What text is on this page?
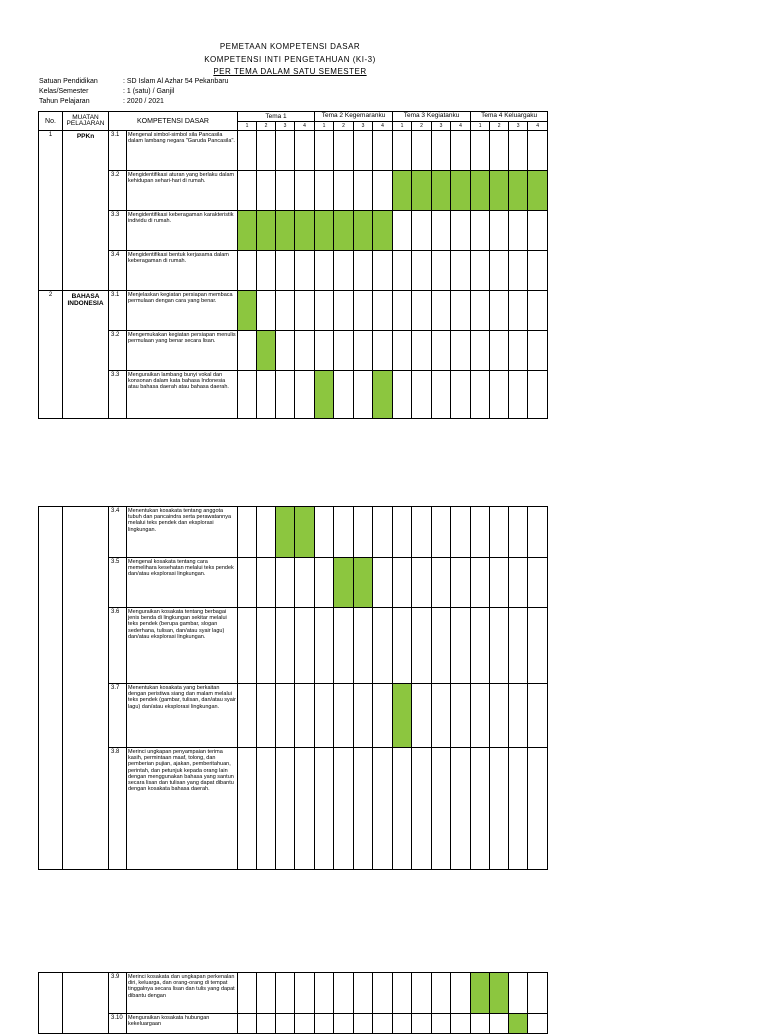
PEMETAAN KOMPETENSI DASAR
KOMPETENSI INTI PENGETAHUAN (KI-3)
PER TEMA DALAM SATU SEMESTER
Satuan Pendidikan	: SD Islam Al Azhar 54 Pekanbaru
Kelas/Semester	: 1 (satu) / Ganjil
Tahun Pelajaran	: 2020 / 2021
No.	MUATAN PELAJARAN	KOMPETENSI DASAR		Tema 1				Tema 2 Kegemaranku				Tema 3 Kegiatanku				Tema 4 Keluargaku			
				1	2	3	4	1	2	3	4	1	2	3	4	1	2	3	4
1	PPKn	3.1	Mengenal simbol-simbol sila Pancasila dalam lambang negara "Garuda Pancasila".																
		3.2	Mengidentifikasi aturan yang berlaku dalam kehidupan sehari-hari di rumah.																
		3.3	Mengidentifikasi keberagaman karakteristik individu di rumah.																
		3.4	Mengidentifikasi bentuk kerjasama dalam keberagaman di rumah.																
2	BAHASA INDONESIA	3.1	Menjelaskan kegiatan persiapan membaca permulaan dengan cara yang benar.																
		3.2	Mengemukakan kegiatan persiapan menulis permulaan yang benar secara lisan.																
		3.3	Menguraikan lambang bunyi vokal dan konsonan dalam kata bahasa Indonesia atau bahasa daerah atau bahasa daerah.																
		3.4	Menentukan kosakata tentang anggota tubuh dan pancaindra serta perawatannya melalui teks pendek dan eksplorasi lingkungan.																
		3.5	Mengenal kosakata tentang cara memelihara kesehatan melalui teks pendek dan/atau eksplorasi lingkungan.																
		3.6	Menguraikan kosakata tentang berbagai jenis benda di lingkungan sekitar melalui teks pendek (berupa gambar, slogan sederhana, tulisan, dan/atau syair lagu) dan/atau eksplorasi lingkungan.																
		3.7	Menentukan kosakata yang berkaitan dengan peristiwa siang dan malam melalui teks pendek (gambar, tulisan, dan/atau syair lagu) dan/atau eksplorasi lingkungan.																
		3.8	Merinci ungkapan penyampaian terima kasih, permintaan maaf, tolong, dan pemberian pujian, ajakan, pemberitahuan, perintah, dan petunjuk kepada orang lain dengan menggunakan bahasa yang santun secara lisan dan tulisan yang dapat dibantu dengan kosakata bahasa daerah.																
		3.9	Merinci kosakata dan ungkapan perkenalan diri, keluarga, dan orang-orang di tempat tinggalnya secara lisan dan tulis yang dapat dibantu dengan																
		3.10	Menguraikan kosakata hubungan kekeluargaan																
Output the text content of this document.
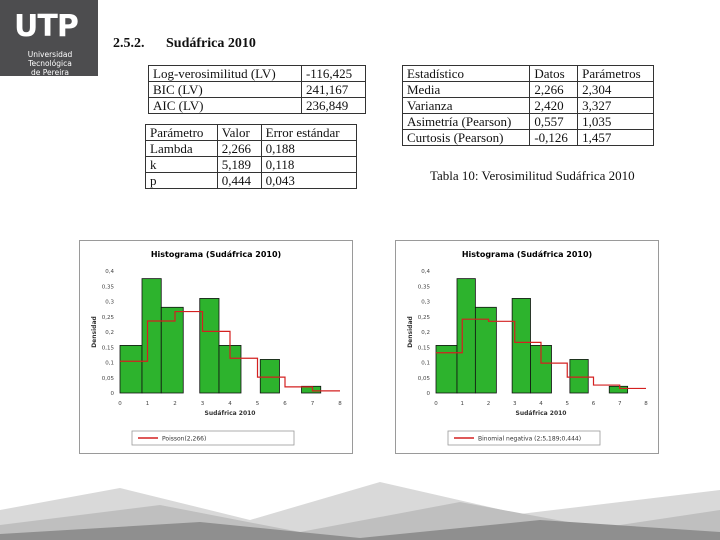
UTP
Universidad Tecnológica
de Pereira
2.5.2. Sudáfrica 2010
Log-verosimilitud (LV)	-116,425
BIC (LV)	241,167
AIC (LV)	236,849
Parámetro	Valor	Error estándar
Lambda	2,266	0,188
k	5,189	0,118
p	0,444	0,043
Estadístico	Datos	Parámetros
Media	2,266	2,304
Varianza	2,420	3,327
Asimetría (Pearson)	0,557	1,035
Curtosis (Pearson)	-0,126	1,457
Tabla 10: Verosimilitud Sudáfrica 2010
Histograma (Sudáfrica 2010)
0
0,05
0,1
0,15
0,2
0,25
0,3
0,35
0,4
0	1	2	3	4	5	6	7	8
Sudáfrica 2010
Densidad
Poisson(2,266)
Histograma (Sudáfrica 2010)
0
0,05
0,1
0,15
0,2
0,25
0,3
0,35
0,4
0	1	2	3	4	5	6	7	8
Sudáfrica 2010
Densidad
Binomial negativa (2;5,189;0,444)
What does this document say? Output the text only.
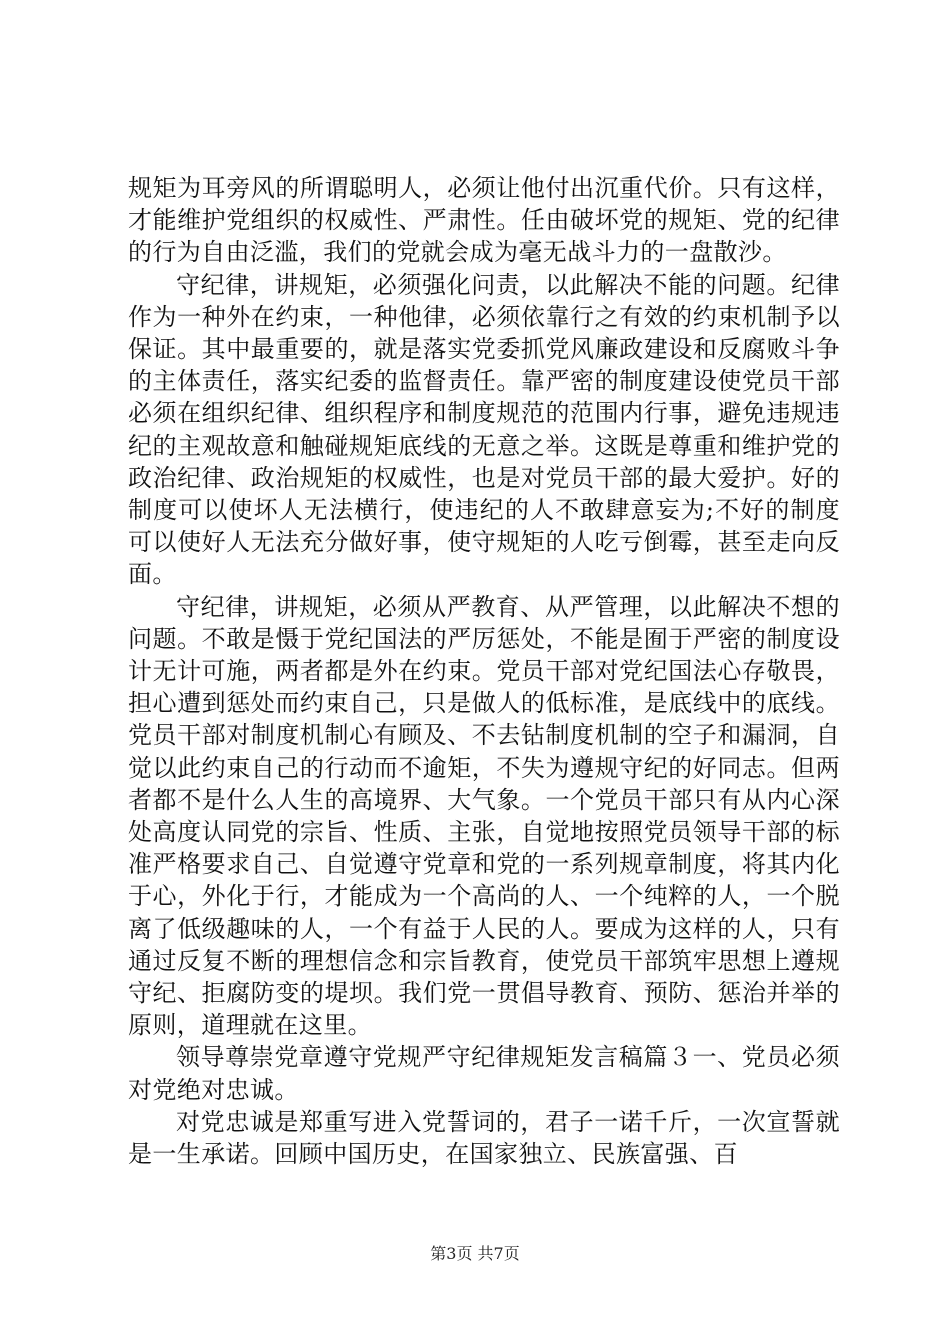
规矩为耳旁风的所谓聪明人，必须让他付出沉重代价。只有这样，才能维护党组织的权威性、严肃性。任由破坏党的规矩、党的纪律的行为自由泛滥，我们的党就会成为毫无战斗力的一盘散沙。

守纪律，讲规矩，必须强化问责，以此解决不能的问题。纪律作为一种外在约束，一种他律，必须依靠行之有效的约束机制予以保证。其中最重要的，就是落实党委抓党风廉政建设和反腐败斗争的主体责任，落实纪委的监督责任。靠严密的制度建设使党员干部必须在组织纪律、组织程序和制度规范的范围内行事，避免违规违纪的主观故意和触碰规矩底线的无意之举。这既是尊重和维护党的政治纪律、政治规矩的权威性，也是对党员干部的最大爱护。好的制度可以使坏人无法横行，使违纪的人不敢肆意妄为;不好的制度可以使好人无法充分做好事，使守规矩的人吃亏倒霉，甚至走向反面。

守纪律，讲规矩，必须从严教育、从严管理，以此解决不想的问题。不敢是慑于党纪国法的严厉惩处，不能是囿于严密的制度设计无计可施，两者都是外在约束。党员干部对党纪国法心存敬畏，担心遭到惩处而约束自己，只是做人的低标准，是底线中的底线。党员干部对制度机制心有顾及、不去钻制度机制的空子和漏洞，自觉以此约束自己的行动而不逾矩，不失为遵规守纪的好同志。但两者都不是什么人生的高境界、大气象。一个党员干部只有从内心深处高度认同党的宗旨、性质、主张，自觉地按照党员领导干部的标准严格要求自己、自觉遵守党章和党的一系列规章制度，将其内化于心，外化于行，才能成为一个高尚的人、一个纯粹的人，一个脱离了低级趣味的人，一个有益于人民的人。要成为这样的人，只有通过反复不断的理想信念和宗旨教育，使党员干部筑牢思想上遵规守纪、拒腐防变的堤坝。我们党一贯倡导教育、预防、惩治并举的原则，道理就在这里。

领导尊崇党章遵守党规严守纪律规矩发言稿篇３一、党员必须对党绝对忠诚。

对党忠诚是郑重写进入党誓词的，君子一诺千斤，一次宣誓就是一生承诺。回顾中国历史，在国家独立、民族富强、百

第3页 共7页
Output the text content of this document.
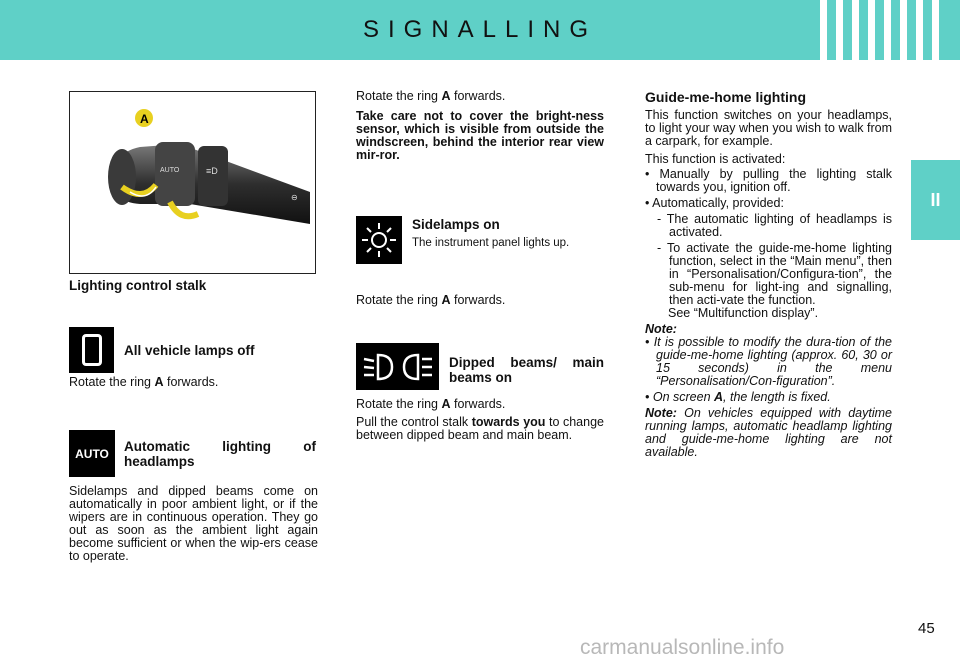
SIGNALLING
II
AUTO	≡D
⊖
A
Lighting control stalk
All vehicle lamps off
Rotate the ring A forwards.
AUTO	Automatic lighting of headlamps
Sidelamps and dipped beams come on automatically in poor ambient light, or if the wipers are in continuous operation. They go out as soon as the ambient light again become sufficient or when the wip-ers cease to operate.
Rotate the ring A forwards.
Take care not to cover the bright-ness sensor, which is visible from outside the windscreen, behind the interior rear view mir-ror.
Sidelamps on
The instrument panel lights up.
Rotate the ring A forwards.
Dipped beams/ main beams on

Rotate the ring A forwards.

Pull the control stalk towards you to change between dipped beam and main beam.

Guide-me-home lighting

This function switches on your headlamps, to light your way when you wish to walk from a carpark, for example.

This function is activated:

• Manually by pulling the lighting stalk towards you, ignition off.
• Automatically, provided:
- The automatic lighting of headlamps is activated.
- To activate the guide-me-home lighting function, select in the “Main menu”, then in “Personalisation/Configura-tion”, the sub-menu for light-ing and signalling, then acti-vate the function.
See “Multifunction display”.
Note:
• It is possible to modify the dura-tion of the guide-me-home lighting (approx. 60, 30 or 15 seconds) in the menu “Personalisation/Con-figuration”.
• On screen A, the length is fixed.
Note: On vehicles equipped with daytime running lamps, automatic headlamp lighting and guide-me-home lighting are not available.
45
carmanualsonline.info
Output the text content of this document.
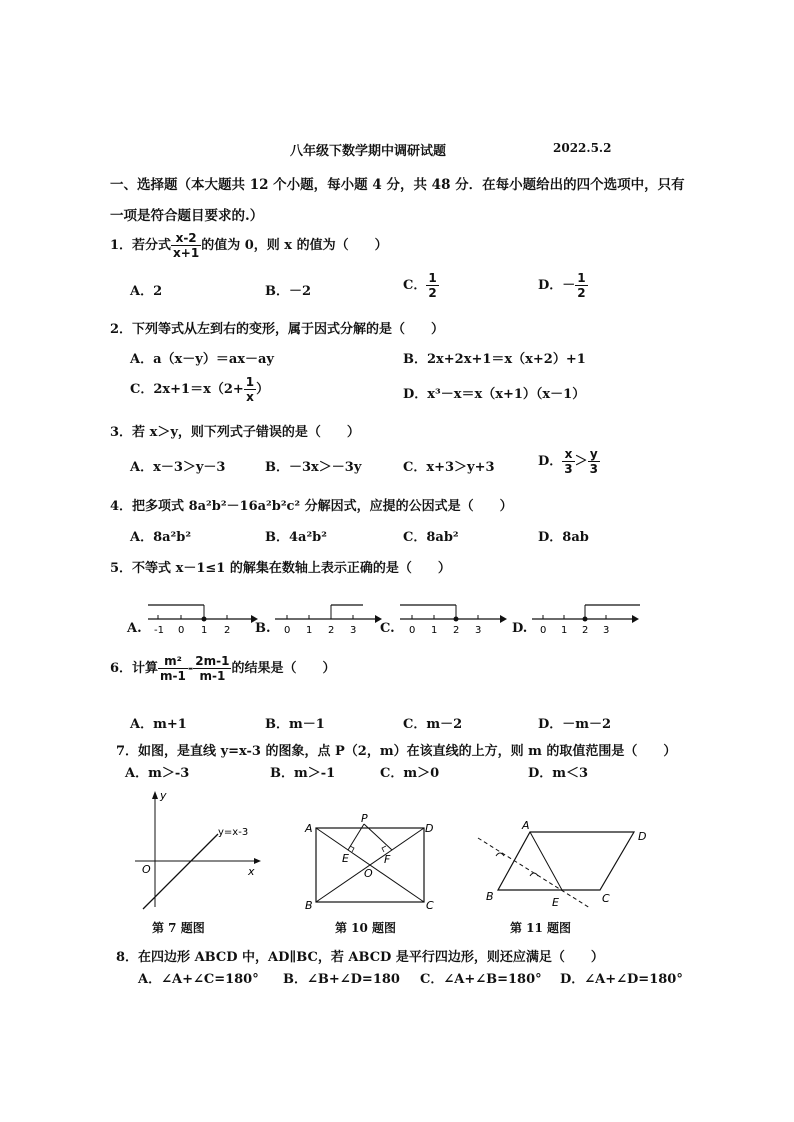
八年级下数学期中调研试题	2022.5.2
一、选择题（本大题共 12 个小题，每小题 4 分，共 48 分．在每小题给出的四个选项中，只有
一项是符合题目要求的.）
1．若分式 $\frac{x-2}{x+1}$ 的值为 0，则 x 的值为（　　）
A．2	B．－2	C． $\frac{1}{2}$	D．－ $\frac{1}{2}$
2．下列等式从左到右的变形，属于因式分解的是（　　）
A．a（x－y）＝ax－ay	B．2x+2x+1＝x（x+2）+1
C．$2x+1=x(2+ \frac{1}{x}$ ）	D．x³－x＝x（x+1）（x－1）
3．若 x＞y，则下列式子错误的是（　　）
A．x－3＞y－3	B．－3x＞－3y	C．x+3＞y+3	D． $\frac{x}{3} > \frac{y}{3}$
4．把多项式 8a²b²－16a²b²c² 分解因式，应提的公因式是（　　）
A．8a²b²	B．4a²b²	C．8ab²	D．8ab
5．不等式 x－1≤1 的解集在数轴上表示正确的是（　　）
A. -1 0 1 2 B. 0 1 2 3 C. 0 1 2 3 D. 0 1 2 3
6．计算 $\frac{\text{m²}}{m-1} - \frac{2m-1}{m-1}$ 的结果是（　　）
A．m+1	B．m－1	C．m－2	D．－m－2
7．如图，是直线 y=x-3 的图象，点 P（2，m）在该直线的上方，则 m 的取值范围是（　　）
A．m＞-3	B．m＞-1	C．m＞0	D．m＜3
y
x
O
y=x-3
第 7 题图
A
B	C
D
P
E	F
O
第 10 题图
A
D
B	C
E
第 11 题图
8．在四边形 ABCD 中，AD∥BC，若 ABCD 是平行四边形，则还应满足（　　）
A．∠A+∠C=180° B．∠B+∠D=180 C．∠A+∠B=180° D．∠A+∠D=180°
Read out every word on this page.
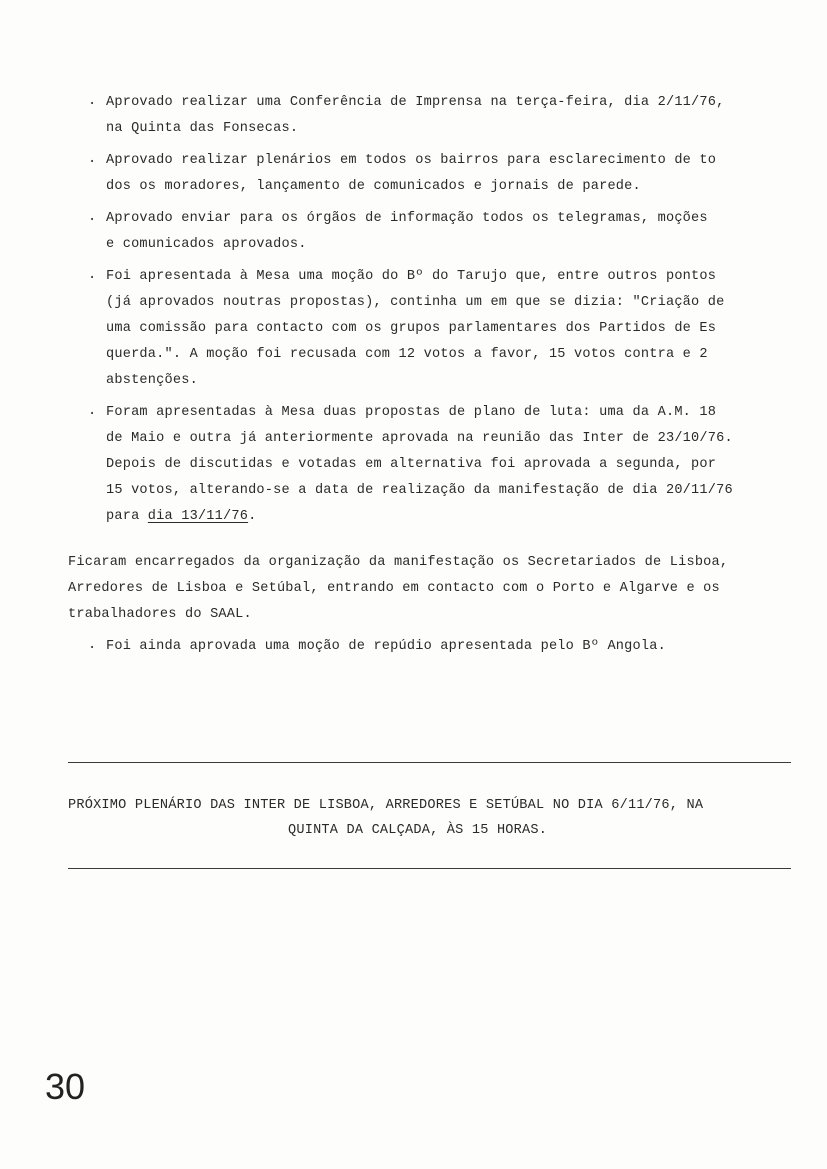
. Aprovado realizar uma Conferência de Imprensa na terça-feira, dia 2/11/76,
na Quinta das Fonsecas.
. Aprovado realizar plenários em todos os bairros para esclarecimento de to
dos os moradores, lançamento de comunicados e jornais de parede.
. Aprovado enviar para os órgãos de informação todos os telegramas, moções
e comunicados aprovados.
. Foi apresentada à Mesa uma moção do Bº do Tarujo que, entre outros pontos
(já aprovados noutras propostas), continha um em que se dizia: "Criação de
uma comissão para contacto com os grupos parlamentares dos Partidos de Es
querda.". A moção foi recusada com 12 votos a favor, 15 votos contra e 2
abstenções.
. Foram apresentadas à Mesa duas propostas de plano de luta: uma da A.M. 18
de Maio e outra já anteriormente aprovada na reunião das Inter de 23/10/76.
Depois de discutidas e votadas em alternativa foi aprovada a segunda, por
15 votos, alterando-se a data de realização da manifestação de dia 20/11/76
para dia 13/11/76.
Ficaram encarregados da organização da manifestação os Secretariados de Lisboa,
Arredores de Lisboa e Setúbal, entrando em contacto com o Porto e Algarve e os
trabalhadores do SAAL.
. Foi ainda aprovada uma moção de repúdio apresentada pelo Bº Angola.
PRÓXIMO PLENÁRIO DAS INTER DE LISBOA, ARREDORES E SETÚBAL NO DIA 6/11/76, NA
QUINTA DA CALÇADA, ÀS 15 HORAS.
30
+---+
With pictures left out, repeat exactly the lines from the line bearing "Read out every word on this page." through the final line of the records above.

Read out every word on this page.
. Aprovado realizar uma Conferência de Imprensa na terça-feira, dia 2/11/76,
na Quinta das Fonsecas.
. Aprovado realizar plenários em todos os bairros para esclarecimento de to
dos os moradores, lançamento de comunicados e jornais de parede.
. Aprovado enviar para os órgãos de informação todos os telegramas, moções
e comunicados aprovados.
. Foi apresentada à Mesa uma moção do Bº do Tarujo que, entre outros pontos
(já aprovados noutras propostas), continha um em que se dizia: "Criação de
uma comissão para contacto com os grupos parlamentares dos Partidos de Es
querda.". A moção foi recusada com 12 votos a favor, 15 votos contra e 2
abstenções.
. Foram apresentadas à Mesa duas propostas de plano de luta: uma da A.M. 18
de Maio e outra já anteriormente aprovada na reunião das Inter de 23/10/76.
Depois de discutidas e votadas em alternativa foi aprovada a segunda, por
15 votos, alterando-se a data de realização da manifestação de dia 20/11/76
para dia 13/11/76.
Ficaram encarregados da organização da manifestação os Secretariados de Lisboa,
Arredores de Lisboa e Setúbal, entrando em contacto com o Porto e Algarve e os
trabalhadores do SAAL.
. Foi ainda aprovada uma moção de repúdio apresentada pelo Bº Angola.
PRÓXIMO PLENÁRIO DAS INTER DE LISBOA, ARREDORES E SETÚBAL NO DIA 6/11/76, NA
QUINTA DA CALÇADA, ÀS 15 HORAS.
30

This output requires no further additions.